## Start THE INPUT
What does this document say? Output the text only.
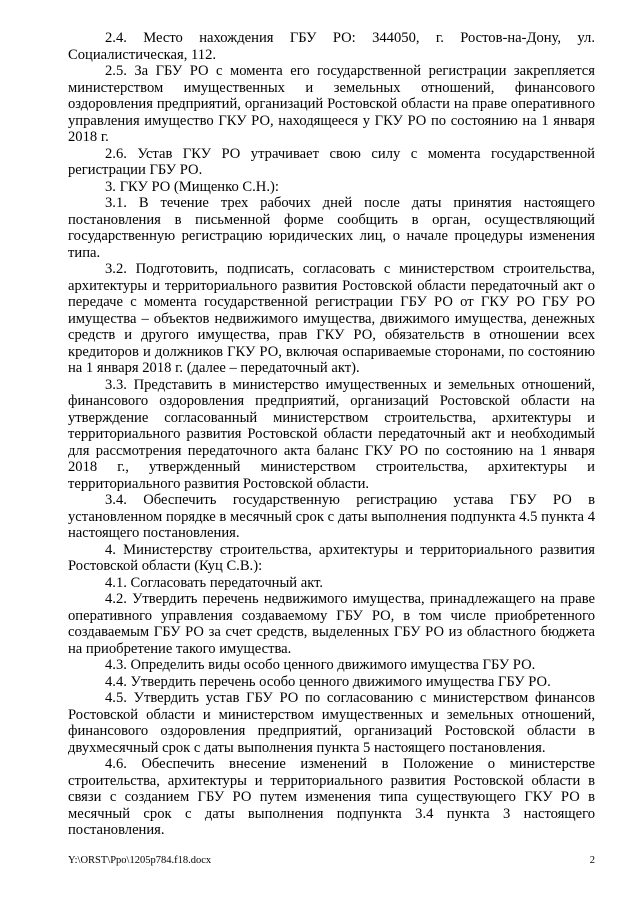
2.4. Место нахождения ГБУ РО: 344050, г. Ростов-на-Дону, ул. Социалистическая, 112.

2.5. За ГБУ РО с момента его государственной регистрации закрепляется министерством имущественных и земельных отношений, финансового оздоровления предприятий, организаций Ростовской области на праве оперативного управления имущество ГКУ РО, находящееся у ГКУ РО по состоянию на 1 января 2018 г.

2.6. Устав ГКУ РО утрачивает свою силу с момента государственной регистрации ГБУ РО.

3. ГКУ РО (Мищенко С.Н.):

3.1. В течение трех рабочих дней после даты принятия настоящего постановления в письменной форме сообщить в орган, осуществляющий государственную регистрацию юридических лиц, о начале процедуры изменения типа.

3.2. Подготовить, подписать, согласовать с министерством строительства, архитектуры и территориального развития Ростовской области передаточный акт о передаче с момента государственной регистрации ГБУ РО от ГКУ РО ГБУ РО имущества – объектов недвижимого имущества, движимого имущества, денежных средств и другого имущества, прав ГКУ РО, обязательств в отношении всех кредиторов и должников ГКУ РО, включая оспариваемые сторонами, по состоянию на 1 января 2018 г. (далее – передаточный акт).

3.3. Представить в министерство имущественных и земельных отношений, финансового оздоровления предприятий, организаций Ростовской области на утверждение согласованный министерством строительства, архитектуры и территориального развития Ростовской области передаточный акт и необходимый для рассмотрения передаточного акта баланс ГКУ РО по состоянию на 1 января 2018 г., утвержденный министерством строительства, архитектуры и территориального развития Ростовской области.

3.4. Обеспечить государственную регистрацию устава ГБУ РО в установленном порядке в месячный срок с даты выполнения подпункта 4.5 пункта 4 настоящего постановления.

4. Министерству строительства, архитектуры и территориального развития Ростовской области (Куц С.В.):

4.1. Согласовать передаточный акт.

4.2. Утвердить перечень недвижимого имущества, принадлежащего на праве оперативного управления создаваемому ГБУ РО, в том числе приобретенного создаваемым ГБУ РО за счет средств, выделенных ГБУ РО из областного бюджета на приобретение такого имущества.

4.3. Определить виды особо ценного движимого имущества ГБУ РО.

4.4. Утвердить перечень особо ценного движимого имущества ГБУ РО.

4.5. Утвердить устав ГБУ РО по согласованию с министерством финансов Ростовской области и министерством имущественных и земельных отношений, финансового оздоровления предприятий, организаций Ростовской области в двухмесячный срок с даты выполнения пункта 5 настоящего постановления.

4.6. Обеспечить внесение изменений в Положение о министерстве строительства, архитектуры и территориального развития Ростовской области в связи с созданием ГБУ РО путем изменения типа существующего ГКУ РО в месячный срок с даты выполнения подпункта 3.4 пункта 3 настоящего постановления.

Y:\ORST\Ppo\1205p784.f18.docx	2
## End THE INPUT
**WHAT THIS TASK INVOLVES**
Take every line from the data that contains the word "настоящего".

**RESPONSE TO THE TASK**
3.1. В течение трех рабочих дней после даты принятия настоящего постановления в письменной форме сообщить в орган, осуществляющий государственную регистрацию юридических лиц, о начале процедуры изменения типа.
3.4. Обеспечить государственную регистрацию устава ГБУ РО в установленном порядке в месячный срок с даты выполнения подпункта 4.5 пункта 4 настоящего постановления.
4.5. Утвердить устав ГБУ РО по согласованию с министерством финансов Ростовской области и министерством имущественных и земельных отношений, финансового оздоровления предприятий, организаций Ростовской области в двухмесячный срок с даты выполнения пункта 5 настоящего постановления.
4.6. Обеспечить внесение изменений в Положение о министерстве строительства, архитектуры и территориального развития Ростовской области в связи с созданием ГБУ РО путем изменения типа существующего ГКУ РО в месячный срок с даты выполнения подпункта 3.4 пункта 3 настоящего постановления.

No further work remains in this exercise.